▶ **REQUIRED TASK**
Take the entries below and reproduce them word for word.

▶ **ENTRIES**
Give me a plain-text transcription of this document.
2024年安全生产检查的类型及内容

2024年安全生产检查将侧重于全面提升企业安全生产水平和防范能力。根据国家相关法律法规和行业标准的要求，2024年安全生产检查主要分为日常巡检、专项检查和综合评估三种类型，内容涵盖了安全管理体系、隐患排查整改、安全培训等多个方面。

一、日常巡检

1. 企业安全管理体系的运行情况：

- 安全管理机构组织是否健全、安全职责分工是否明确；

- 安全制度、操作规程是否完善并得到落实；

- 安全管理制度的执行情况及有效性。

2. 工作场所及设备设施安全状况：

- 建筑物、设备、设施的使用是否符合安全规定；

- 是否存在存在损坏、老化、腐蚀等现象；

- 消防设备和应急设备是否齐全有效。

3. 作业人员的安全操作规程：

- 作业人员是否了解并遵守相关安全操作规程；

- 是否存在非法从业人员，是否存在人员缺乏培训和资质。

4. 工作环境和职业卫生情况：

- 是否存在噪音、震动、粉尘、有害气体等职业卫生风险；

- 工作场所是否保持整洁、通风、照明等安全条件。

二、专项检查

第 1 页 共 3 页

▶ **COMPLETE OUTPUT**
Give me a plain-text transcription of this document.
2024年安全生产检查的类型及内容

2024年安全生产检查将侧重于全面提升企业安全生产水平和防范能力。根据国家相关法律法规和行业标准的要求，2024年安全生产检查主要分为日常巡检、专项检查和综合评估三种类型，内容涵盖了安全管理体系、隐患排查整改、安全培训等多个方面。

一、日常巡检

1. 企业安全管理体系的运行情况：

- 安全管理机构组织是否健全、安全职责分工是否明确；

- 安全制度、操作规程是否完善并得到落实；

- 安全管理制度的执行情况及有效性。

2. 工作场所及设备设施安全状况：

- 建筑物、设备、设施的使用是否符合安全规定；

- 是否存在存在损坏、老化、腐蚀等现象；

- 消防设备和应急设备是否齐全有效。

3. 作业人员的安全操作规程：

- 作业人员是否了解并遵守相关安全操作规程；

- 是否存在非法从业人员，是否存在人员缺乏培训和资质。

4. 工作环境和职业卫生情况：

- 是否存在噪音、震动、粉尘、有害气体等职业卫生风险；

- 工作场所是否保持整洁、通风、照明等安全条件。

二、专项检查

第 1 页 共 3 页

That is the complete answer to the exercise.